[REQUIRED TASK]:
Without including any images, repeat the data exactly.

[SUPPLIED INFORMATION]:
----------

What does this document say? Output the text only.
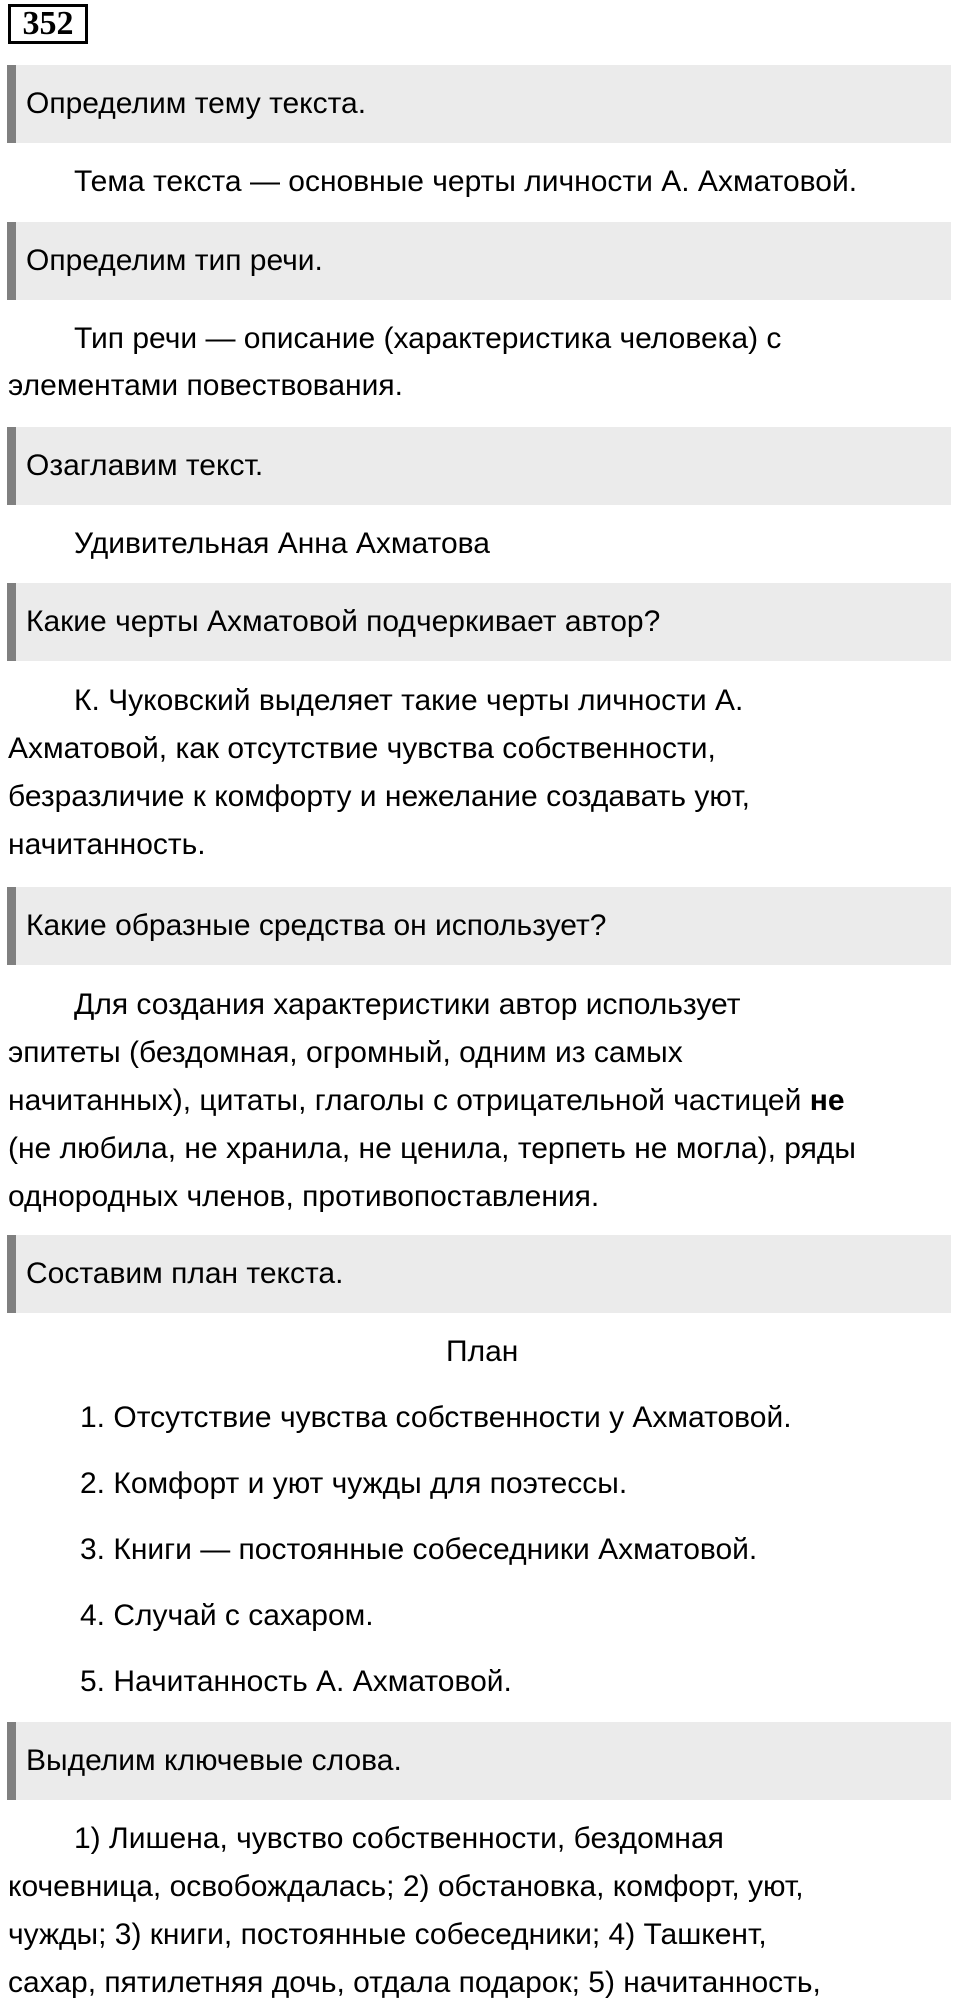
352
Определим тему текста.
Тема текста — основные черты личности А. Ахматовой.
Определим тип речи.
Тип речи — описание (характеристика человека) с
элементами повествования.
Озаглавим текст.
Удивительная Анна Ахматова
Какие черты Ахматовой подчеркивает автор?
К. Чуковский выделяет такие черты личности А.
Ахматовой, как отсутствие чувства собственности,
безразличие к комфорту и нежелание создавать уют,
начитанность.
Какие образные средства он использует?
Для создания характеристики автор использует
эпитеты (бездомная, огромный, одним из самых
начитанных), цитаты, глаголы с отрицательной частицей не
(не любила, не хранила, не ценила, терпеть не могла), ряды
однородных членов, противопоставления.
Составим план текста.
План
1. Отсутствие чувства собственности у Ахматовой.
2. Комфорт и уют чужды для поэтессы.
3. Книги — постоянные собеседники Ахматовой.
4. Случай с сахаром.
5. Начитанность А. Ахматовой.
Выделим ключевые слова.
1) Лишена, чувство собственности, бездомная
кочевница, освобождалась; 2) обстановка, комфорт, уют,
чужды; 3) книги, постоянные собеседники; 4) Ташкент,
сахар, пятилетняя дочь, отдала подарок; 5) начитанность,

----------

[EXERCISE SOLUTION]:
What does this document say? Output the text only.
352
Определим тему текста.
Тема текста — основные черты личности А. Ахматовой.
Определим тип речи.
Тип речи — описание (характеристика человека) с
элементами повествования.
Озаглавим текст.
Удивительная Анна Ахматова
Какие черты Ахматовой подчеркивает автор?
К. Чуковский выделяет такие черты личности А.
Ахматовой, как отсутствие чувства собственности,
безразличие к комфорту и нежелание создавать уют,
начитанность.
Какие образные средства он использует?
Для создания характеристики автор использует
эпитеты (бездомная, огромный, одним из самых
начитанных), цитаты, глаголы с отрицательной частицей не
(не любила, не хранила, не ценила, терпеть не могла), ряды
однородных членов, противопоставления.
Составим план текста.
План
1. Отсутствие чувства собственности у Ахматовой.
2. Комфорт и уют чужды для поэтессы.
3. Книги — постоянные собеседники Ахматовой.
4. Случай с сахаром.
5. Начитанность А. Ахматовой.
Выделим ключевые слова.
1) Лишена, чувство собственности, бездомная
кочевница, освобождалась; 2) обстановка, комфорт, уют,
чужды; 3) книги, постоянные собеседники; 4) Ташкент,
сахар, пятилетняя дочь, отдала подарок; 5) начитанность,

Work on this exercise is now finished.